Task directions.
From the line containing "Output the underlying" to the last line of the data below, copy everything exactly and nothing else; pictures stay out.

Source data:

---

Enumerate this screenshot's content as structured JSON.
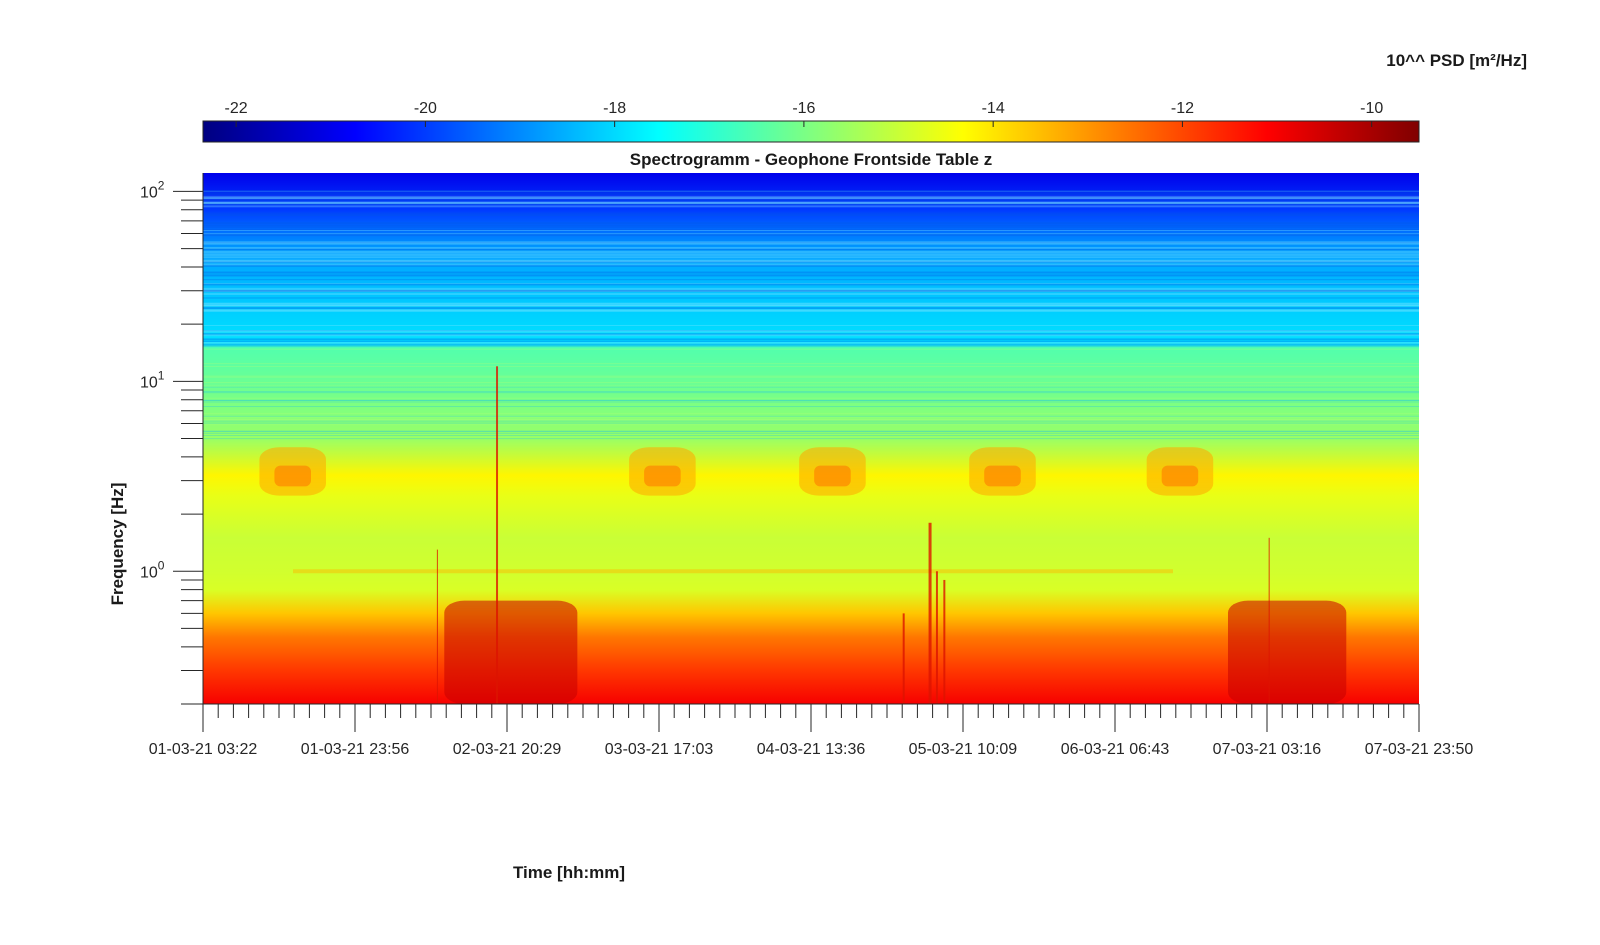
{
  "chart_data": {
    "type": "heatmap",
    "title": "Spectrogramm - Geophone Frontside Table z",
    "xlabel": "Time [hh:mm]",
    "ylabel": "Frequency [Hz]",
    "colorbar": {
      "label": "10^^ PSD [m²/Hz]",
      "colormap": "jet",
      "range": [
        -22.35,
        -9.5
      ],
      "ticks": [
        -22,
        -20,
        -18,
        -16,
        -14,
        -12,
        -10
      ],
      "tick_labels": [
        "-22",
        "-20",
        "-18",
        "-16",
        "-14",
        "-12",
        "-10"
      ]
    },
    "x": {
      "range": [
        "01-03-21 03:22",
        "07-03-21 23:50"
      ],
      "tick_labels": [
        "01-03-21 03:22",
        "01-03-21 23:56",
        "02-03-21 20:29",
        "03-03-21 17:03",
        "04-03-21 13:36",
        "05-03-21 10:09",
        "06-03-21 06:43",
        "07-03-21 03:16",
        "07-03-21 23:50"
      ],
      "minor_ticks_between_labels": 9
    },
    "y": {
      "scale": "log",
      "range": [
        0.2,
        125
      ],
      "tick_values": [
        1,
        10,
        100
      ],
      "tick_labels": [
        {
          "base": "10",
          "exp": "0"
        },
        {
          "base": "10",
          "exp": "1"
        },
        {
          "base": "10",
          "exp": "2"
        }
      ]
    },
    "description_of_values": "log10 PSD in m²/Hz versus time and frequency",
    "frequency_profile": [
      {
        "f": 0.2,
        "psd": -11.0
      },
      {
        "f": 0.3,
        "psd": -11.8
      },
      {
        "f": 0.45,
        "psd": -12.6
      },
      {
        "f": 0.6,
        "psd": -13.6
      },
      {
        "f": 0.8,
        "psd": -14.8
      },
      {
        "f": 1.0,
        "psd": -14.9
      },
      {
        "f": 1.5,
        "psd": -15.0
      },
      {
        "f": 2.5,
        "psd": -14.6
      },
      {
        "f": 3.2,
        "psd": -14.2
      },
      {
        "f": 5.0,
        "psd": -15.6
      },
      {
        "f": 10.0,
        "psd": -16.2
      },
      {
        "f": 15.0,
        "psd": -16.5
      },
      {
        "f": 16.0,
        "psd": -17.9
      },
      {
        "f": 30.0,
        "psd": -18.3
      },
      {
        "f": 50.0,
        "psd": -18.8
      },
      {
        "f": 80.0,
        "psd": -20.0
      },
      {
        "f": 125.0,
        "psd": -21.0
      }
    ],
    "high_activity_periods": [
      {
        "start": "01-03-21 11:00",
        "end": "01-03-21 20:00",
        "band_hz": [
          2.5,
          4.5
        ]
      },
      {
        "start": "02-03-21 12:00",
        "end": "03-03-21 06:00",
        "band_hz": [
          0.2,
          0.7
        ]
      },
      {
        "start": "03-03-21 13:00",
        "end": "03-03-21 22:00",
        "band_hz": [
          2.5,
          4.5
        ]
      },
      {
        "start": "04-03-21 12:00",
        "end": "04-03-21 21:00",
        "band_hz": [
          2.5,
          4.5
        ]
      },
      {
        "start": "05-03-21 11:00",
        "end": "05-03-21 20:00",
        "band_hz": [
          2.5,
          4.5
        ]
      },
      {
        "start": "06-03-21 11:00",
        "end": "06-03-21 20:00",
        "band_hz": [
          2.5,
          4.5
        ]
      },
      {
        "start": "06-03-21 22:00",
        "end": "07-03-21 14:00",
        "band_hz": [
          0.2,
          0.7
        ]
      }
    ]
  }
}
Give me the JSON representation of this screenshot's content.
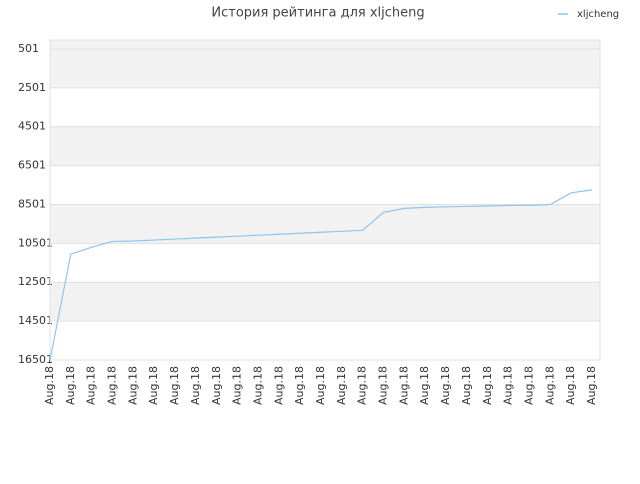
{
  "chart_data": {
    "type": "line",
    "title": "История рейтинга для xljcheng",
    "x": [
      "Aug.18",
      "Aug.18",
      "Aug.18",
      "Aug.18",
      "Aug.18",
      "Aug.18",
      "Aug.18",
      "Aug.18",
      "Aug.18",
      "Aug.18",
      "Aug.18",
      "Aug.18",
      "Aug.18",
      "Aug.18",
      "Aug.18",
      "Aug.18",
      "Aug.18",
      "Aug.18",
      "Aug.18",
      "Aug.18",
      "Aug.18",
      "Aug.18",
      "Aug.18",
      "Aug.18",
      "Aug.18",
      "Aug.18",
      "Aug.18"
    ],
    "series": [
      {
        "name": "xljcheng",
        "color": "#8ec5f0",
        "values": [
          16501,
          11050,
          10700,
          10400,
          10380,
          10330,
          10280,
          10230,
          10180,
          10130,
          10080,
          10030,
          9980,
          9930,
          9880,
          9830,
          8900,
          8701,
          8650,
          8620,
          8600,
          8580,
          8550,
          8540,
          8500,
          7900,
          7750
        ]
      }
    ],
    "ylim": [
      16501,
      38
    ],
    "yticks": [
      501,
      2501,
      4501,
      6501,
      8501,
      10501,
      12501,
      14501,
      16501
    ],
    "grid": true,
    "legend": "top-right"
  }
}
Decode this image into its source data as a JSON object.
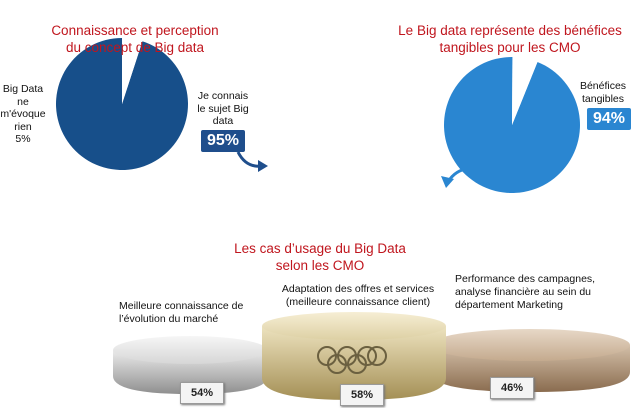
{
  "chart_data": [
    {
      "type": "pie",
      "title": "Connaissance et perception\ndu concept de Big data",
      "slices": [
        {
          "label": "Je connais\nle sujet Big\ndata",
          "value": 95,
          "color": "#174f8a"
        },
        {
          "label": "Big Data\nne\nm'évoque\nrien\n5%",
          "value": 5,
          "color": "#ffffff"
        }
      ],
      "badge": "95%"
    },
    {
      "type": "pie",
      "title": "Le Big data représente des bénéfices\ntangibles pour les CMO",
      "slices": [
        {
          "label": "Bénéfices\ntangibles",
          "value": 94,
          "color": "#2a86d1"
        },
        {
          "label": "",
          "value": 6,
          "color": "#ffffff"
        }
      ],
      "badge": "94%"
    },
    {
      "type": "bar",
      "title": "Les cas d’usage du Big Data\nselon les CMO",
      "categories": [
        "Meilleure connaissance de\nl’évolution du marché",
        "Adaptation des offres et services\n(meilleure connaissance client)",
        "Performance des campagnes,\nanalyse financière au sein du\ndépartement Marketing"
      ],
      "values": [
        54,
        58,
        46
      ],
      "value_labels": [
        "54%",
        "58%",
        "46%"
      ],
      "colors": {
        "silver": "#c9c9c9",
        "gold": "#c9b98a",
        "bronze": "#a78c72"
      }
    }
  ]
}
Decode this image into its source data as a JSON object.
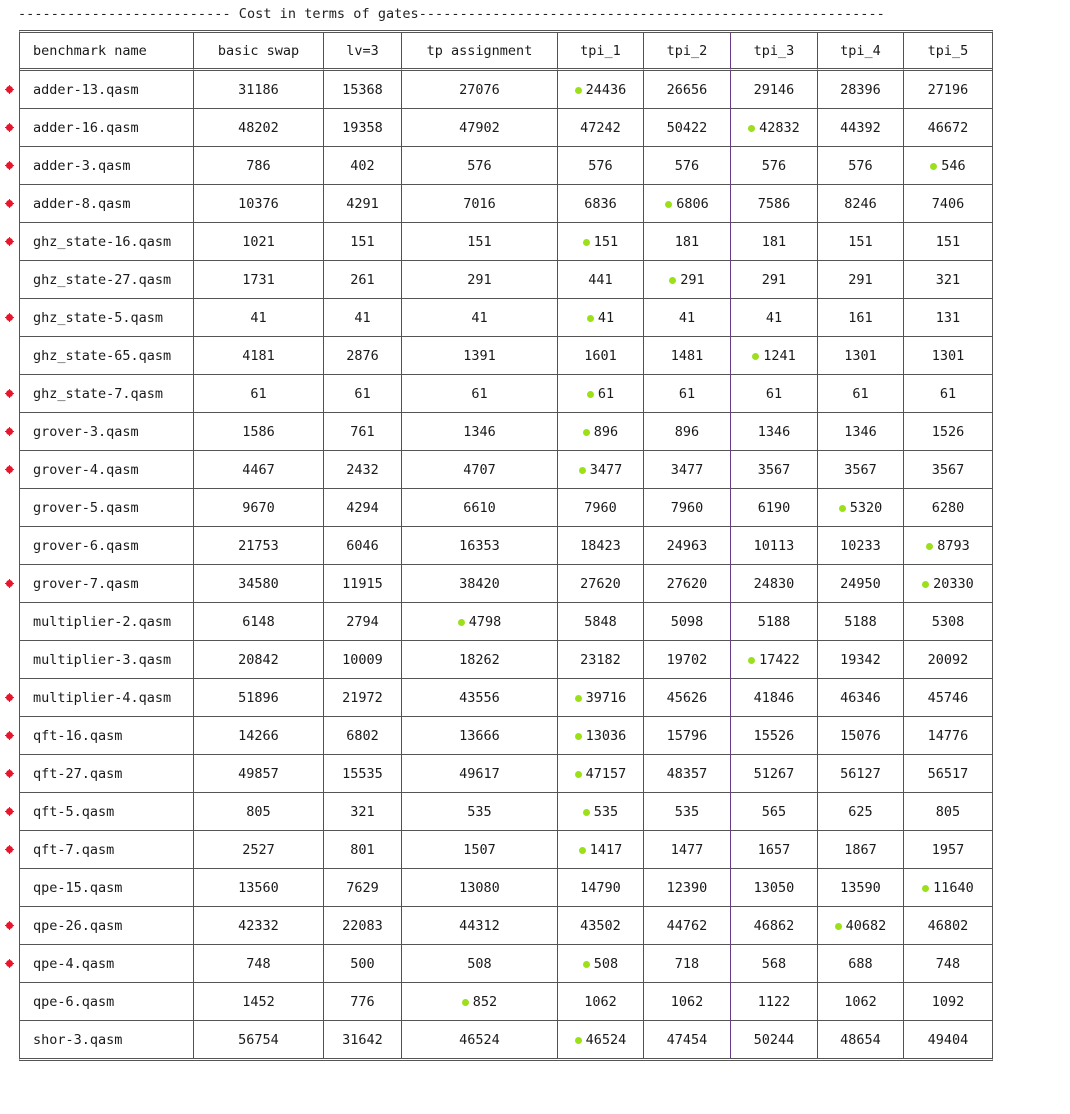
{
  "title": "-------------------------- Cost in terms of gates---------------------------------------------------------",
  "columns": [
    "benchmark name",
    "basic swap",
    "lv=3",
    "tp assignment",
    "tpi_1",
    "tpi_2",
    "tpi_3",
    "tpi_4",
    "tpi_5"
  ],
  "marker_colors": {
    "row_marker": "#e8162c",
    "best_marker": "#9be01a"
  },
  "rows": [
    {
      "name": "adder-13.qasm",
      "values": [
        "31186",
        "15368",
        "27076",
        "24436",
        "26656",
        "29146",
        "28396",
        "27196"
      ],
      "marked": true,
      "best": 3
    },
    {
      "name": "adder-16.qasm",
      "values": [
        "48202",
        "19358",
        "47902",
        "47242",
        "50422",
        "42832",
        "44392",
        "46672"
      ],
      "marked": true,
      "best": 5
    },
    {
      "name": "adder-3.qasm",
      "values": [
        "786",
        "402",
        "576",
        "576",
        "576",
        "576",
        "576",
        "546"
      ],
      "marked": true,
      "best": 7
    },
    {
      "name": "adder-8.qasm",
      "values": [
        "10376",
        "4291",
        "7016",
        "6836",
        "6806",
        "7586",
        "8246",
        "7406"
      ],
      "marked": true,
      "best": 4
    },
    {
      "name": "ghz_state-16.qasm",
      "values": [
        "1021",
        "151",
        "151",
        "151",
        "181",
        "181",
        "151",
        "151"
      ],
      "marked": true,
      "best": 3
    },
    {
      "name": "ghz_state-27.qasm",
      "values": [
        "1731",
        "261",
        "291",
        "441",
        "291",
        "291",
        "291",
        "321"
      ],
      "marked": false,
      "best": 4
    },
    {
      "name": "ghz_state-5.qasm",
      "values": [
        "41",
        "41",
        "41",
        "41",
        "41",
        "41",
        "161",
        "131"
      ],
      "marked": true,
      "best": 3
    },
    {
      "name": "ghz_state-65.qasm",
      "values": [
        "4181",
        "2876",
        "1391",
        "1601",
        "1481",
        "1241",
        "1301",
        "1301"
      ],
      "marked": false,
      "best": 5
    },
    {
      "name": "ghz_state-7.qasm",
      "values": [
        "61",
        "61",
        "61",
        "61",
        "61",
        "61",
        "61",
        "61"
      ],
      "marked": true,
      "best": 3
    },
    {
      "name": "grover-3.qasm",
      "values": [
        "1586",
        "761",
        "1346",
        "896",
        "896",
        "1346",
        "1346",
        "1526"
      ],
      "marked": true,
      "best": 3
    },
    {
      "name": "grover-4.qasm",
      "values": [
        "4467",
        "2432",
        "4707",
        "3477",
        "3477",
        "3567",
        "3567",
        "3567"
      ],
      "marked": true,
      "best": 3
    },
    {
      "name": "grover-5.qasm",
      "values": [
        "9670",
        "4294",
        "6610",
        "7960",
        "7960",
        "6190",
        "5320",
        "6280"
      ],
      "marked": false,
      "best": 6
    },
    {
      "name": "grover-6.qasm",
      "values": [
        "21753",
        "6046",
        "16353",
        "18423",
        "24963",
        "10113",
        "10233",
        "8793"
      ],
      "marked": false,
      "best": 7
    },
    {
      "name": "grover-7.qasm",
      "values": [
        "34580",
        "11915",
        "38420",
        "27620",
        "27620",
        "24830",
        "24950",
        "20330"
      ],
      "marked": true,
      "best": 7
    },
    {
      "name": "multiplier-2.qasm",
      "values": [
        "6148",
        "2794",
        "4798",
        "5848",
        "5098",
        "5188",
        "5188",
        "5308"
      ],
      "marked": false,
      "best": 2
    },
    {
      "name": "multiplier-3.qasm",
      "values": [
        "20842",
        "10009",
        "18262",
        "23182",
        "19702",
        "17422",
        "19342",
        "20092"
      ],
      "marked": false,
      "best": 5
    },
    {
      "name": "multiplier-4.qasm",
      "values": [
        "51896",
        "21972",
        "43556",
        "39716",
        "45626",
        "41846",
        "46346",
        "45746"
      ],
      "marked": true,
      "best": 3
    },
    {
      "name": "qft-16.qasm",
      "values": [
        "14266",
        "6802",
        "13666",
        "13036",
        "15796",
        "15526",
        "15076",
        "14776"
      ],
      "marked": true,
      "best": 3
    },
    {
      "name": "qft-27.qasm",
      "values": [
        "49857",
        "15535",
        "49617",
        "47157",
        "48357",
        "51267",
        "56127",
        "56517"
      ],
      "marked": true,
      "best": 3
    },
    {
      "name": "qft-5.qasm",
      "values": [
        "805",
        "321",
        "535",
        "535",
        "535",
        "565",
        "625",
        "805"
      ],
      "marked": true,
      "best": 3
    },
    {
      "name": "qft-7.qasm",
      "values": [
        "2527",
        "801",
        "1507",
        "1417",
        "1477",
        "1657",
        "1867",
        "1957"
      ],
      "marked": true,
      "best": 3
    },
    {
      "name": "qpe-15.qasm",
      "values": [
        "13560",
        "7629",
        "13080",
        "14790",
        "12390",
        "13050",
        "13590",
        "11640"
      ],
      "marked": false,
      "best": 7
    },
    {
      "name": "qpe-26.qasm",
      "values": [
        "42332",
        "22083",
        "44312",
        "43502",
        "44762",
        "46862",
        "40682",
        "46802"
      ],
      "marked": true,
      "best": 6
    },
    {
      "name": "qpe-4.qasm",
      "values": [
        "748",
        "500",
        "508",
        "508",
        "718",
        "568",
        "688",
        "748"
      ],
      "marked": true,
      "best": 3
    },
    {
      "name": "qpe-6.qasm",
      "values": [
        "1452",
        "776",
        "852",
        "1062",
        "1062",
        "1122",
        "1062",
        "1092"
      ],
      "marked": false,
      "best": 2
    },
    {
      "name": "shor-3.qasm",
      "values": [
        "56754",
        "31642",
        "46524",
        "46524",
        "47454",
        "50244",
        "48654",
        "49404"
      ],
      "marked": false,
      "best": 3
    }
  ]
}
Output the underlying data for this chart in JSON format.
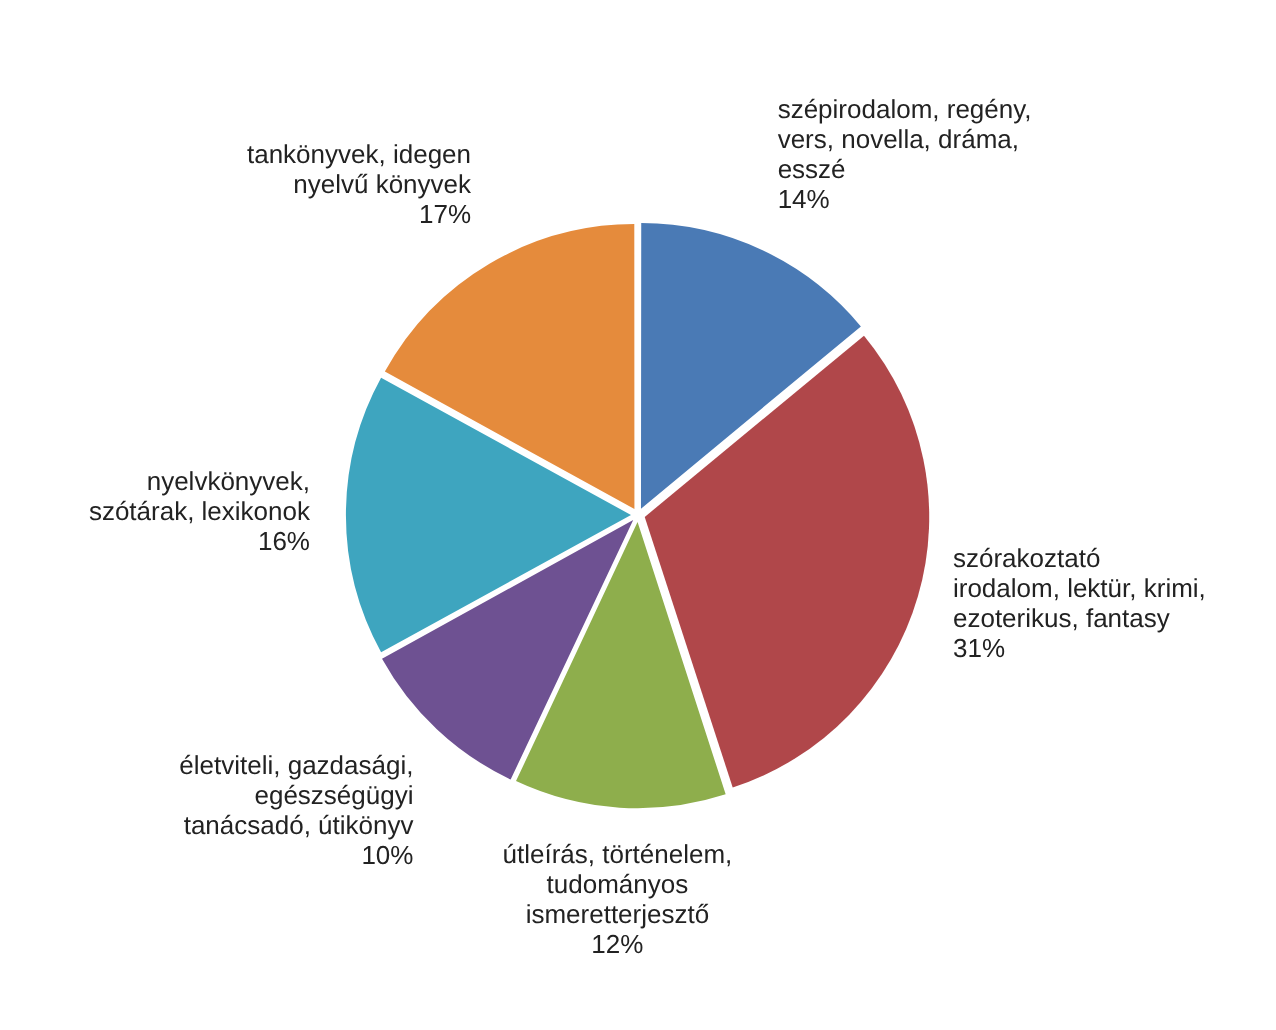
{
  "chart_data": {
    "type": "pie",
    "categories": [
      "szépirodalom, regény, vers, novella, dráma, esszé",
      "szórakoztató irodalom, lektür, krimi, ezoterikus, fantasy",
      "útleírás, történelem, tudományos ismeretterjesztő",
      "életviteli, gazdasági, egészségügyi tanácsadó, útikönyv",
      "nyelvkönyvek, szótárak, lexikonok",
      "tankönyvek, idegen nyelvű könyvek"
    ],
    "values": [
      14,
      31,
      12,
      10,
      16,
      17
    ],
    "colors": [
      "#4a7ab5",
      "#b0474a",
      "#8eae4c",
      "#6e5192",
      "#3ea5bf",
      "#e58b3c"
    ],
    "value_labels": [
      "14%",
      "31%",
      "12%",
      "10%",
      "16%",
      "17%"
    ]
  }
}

---

The completed task.
Output the underlying data for this chart in JSON format.
{
  "chart_data": {
    "type": "pie",
    "categories": [
      "szépirodalom, regény, vers, novella, dráma, esszé",
      "szórakoztató irodalom, lektür, krimi, ezoterikus, fantasy",
      "útleírás, történelem, tudományos ismeretterjesztő",
      "életviteli, gazdasági, egészségügyi tanácsadó, útikönyv",
      "nyelvkönyvek, szótárak, lexikonok",
      "tankönyvek, idegen nyelvű könyvek"
    ],
    "values": [
      14,
      31,
      12,
      10,
      16,
      17
    ],
    "colors": [
      "#4a7ab5",
      "#b0474a",
      "#8eae4c",
      "#6e5192",
      "#3ea5bf",
      "#e58b3c"
    ],
    "value_labels": [
      "14%",
      "31%",
      "12%",
      "10%",
      "16%",
      "17%"
    ]
  }
}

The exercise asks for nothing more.